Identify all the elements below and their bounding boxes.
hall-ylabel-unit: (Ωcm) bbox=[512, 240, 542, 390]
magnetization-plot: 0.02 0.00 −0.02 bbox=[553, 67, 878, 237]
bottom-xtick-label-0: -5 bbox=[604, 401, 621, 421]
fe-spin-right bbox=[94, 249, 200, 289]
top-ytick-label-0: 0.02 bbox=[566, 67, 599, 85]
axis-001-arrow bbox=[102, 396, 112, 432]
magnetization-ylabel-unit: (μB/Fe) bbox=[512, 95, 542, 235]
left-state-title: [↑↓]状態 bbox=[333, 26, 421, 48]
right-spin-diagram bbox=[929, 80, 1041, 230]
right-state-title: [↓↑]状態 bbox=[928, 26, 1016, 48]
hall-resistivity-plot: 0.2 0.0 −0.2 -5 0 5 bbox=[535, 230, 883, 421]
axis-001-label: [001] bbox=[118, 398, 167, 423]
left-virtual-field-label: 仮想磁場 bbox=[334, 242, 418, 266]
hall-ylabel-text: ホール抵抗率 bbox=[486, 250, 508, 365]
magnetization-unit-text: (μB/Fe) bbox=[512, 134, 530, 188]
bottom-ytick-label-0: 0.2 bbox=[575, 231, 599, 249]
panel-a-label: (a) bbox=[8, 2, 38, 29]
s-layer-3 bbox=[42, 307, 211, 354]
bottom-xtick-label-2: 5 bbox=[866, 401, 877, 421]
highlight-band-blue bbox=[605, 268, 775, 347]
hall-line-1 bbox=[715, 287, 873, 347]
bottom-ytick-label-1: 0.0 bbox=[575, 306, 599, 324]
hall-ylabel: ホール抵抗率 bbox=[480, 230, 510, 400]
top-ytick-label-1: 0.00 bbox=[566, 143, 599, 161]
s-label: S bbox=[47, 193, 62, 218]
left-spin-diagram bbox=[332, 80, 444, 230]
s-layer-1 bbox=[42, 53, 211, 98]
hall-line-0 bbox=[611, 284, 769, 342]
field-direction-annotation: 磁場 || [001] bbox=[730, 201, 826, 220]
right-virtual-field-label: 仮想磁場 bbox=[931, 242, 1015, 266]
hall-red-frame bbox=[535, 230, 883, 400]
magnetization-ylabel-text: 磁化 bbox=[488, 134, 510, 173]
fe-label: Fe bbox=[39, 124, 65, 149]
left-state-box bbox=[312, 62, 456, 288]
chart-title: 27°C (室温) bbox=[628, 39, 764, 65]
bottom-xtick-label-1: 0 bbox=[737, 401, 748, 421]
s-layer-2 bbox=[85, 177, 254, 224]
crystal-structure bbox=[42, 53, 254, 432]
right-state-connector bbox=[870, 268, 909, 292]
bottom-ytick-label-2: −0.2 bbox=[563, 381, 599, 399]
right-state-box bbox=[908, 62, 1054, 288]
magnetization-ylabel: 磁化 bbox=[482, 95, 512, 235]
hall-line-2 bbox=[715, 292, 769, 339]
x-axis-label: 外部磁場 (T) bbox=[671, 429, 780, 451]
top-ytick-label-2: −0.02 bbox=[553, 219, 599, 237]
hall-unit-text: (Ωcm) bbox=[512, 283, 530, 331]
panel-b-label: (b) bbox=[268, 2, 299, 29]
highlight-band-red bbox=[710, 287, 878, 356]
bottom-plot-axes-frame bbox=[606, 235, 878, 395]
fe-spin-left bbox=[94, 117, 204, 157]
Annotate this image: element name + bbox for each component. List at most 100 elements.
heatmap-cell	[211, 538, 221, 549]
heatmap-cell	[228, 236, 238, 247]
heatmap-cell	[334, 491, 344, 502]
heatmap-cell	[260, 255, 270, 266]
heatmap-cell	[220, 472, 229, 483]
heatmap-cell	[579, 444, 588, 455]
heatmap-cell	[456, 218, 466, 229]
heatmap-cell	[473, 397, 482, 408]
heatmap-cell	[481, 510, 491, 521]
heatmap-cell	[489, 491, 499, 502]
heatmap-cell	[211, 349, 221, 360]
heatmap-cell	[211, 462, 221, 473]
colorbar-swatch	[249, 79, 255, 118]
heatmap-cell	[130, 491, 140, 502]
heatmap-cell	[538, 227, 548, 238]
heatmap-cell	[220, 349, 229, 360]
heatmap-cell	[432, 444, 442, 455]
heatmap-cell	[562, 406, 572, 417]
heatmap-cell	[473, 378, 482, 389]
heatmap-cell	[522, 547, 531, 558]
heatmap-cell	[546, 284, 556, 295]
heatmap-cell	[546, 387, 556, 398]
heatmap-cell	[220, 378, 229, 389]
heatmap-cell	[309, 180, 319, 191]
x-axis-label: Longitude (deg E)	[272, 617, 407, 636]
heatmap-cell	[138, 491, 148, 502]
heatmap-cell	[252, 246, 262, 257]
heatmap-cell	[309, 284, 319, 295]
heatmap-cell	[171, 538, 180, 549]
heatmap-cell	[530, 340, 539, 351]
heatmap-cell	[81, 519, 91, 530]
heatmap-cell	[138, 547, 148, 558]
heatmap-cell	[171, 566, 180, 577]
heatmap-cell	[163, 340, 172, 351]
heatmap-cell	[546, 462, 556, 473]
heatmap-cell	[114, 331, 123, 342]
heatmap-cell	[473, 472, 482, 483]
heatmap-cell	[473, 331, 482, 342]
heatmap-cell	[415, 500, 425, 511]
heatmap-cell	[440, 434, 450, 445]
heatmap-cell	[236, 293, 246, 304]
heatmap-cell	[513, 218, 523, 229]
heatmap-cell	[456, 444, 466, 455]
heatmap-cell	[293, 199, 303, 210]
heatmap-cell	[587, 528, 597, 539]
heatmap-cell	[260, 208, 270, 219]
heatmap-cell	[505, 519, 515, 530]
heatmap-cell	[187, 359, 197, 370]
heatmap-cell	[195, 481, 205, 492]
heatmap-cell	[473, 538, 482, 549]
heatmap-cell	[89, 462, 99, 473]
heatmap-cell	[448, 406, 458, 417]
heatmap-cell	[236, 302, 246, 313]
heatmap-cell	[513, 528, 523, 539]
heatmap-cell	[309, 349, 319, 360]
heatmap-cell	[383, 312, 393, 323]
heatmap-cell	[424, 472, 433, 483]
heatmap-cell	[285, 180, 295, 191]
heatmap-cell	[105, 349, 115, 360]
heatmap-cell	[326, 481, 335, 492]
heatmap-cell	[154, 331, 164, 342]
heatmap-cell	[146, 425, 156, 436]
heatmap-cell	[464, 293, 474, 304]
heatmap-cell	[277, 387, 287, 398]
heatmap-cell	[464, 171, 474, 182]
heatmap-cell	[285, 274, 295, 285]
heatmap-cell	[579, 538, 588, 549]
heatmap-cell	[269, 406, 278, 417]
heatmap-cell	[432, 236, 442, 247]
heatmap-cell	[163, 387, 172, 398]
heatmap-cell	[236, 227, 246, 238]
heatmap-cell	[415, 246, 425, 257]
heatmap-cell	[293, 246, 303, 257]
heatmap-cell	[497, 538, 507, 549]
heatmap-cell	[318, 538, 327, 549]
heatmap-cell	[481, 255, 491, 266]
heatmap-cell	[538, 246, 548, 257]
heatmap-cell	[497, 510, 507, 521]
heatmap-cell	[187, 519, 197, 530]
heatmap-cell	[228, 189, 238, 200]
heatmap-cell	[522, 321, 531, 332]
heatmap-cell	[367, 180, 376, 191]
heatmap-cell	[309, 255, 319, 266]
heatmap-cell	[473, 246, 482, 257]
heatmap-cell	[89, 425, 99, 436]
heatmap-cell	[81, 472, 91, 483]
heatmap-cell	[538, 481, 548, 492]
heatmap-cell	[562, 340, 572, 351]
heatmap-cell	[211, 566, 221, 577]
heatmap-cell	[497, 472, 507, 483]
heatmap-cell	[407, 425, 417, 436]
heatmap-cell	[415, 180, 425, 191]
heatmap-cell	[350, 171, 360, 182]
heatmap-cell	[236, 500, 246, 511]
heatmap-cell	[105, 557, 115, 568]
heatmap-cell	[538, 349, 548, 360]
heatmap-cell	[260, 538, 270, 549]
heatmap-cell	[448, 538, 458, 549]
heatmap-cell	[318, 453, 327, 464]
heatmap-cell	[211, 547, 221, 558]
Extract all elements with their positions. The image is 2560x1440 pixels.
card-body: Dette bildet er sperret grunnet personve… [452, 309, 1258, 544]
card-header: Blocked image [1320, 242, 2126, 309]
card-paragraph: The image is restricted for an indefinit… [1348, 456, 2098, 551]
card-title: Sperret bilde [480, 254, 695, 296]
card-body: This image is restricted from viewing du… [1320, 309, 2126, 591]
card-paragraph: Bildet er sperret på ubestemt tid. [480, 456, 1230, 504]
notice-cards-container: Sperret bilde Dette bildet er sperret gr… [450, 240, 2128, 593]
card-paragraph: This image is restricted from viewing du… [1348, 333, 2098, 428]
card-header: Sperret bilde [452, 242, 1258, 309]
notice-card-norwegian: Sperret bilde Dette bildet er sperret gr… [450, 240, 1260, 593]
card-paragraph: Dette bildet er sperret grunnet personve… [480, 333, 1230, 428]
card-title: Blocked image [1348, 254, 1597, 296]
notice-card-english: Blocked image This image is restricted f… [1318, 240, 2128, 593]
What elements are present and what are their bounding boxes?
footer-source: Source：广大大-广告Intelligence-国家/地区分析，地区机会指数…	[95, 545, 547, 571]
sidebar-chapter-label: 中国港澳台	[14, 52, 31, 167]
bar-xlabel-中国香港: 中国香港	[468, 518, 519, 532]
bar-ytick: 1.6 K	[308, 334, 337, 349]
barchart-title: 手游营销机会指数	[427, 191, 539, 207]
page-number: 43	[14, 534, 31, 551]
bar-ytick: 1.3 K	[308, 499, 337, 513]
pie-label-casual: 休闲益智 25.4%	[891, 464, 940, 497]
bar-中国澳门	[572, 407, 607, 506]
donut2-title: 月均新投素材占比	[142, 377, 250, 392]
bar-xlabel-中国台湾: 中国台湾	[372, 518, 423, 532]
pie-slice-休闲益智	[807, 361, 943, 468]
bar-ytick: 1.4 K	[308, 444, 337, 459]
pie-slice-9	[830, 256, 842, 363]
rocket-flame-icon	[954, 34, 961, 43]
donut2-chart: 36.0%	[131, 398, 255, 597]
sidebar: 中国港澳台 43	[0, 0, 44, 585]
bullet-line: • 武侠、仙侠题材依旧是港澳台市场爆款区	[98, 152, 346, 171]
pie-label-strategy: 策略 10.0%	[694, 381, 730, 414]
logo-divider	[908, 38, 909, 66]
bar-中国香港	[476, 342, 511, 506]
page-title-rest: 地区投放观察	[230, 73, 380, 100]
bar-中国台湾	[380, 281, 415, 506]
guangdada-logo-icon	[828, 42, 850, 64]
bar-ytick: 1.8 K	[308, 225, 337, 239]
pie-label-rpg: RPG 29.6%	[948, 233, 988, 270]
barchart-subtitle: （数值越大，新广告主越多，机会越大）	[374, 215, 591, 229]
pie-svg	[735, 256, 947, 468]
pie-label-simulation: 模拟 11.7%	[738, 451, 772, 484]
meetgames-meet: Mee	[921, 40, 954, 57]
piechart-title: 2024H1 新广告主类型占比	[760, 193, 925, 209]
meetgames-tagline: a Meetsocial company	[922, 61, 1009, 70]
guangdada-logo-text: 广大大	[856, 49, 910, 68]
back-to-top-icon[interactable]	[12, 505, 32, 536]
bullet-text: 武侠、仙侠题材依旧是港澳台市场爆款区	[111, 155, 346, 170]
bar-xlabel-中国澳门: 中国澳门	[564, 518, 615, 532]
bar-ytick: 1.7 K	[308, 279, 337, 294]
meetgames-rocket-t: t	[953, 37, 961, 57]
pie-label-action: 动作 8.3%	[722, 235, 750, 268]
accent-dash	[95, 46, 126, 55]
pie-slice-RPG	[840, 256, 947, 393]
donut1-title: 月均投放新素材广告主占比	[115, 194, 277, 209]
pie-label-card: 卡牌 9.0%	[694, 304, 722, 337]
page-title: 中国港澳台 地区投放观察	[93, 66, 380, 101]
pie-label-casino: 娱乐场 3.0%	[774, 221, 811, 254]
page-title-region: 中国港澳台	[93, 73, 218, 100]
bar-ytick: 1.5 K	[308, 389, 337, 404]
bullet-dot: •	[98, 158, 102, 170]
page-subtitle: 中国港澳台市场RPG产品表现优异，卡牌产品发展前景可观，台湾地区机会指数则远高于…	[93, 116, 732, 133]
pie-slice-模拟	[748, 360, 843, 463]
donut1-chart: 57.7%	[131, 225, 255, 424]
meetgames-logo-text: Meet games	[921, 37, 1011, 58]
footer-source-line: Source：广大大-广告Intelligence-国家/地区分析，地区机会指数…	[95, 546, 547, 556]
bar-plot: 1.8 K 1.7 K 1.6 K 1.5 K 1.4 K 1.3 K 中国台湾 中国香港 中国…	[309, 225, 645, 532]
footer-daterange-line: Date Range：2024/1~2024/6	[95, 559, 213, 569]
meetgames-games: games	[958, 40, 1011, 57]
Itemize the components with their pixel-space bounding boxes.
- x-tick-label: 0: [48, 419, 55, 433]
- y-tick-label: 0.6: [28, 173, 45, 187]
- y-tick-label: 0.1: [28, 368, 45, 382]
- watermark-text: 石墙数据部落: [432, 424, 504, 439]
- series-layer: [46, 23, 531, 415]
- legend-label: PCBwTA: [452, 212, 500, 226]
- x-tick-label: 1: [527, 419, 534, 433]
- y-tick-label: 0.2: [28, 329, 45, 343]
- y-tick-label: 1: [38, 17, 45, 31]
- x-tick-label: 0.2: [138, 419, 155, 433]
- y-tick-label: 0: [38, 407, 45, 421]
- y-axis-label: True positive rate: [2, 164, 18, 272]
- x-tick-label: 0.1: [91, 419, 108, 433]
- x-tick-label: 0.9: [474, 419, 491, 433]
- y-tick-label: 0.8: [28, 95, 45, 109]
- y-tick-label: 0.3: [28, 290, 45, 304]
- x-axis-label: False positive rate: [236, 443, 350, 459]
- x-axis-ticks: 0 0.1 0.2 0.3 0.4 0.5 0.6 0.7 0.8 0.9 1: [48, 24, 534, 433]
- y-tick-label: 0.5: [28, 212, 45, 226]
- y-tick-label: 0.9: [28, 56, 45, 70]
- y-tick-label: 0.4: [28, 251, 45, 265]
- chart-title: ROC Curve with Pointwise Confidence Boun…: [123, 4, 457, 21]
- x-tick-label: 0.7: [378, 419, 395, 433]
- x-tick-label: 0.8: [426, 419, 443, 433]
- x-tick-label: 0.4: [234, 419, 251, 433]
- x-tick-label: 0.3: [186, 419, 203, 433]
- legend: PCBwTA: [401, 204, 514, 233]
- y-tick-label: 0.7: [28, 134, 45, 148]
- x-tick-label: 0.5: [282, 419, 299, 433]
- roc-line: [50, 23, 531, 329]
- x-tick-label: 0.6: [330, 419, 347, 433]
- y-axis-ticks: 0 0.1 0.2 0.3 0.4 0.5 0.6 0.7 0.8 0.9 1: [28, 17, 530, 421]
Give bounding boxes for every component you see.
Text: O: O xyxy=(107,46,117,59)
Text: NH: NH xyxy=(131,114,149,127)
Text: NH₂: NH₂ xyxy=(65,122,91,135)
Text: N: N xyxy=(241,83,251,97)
- - -
Directions for this task
Copy the listing word for word, starting with its very first line and going on through the line that contains "top-ytick-label-2: −0.02 bbox=[553, 219, 599, 237]", both ends included.

Worked solution
Identify all the elements below and their bounding boxes.
hall-ylabel-unit: (Ωcm) bbox=[512, 240, 542, 390]
magnetization-plot: 0.02 0.00 −0.02 bbox=[553, 67, 878, 237]
bottom-xtick-label-0: -5 bbox=[604, 401, 621, 421]
fe-spin-right bbox=[94, 249, 200, 289]
top-ytick-label-0: 0.02 bbox=[566, 67, 599, 85]
axis-001-arrow bbox=[102, 396, 112, 432]
magnetization-ylabel-unit: (μB/Fe) bbox=[512, 95, 542, 235]
left-state-title: [↑↓]状態 bbox=[333, 26, 421, 48]
right-spin-diagram bbox=[929, 80, 1041, 230]
right-state-title: [↓↑]状態 bbox=[928, 26, 1016, 48]
hall-resistivity-plot: 0.2 0.0 −0.2 -5 0 5 bbox=[535, 230, 883, 421]
axis-001-label: [001] bbox=[118, 398, 167, 423]
left-virtual-field-label: 仮想磁場 bbox=[334, 242, 418, 266]
hall-ylabel-text: ホール抵抗率 bbox=[486, 250, 508, 365]
magnetization-unit-text: (μB/Fe) bbox=[512, 134, 530, 188]
bottom-ytick-label-0: 0.2 bbox=[575, 231, 599, 249]
panel-a-label: (a) bbox=[8, 2, 38, 29]
s-layer-3 bbox=[42, 307, 211, 354]
bottom-xtick-label-2: 5 bbox=[866, 401, 877, 421]
highlight-band-blue bbox=[605, 268, 775, 347]
hall-line-1 bbox=[715, 287, 873, 347]
bottom-ytick-label-1: 0.0 bbox=[575, 306, 599, 324]
hall-ylabel: ホール抵抗率 bbox=[480, 230, 510, 400]
top-ytick-label-1: 0.00 bbox=[566, 143, 599, 161]
s-label: S bbox=[47, 193, 62, 218]
left-spin-diagram bbox=[332, 80, 444, 230]
s-layer-1 bbox=[42, 53, 211, 98]
hall-line-0 bbox=[611, 284, 769, 342]
field-direction-annotation: 磁場 || [001] bbox=[730, 201, 826, 220]
right-virtual-field-label: 仮想磁場 bbox=[931, 242, 1015, 266]
hall-red-frame bbox=[535, 230, 883, 400]
magnetization-ylabel-text: 磁化 bbox=[488, 134, 510, 173]
fe-label: Fe bbox=[39, 124, 65, 149]
left-state-box bbox=[312, 62, 456, 288]
chart-title: 27°C (室温) bbox=[628, 39, 764, 65]
bottom-xtick-label-1: 0 bbox=[737, 401, 748, 421]
s-layer-2 bbox=[85, 177, 254, 224]
crystal-structure bbox=[42, 53, 254, 432]
right-state-connector bbox=[870, 268, 909, 292]
bottom-ytick-label-2: −0.2 bbox=[563, 381, 599, 399]
right-state-box bbox=[908, 62, 1054, 288]
magnetization-ylabel: 磁化 bbox=[482, 95, 512, 235]
hall-line-2 bbox=[715, 292, 769, 339]
x-axis-label: 外部磁場 (T) bbox=[671, 429, 780, 451]
top-ytick-label-2: −0.02 bbox=[553, 219, 599, 237]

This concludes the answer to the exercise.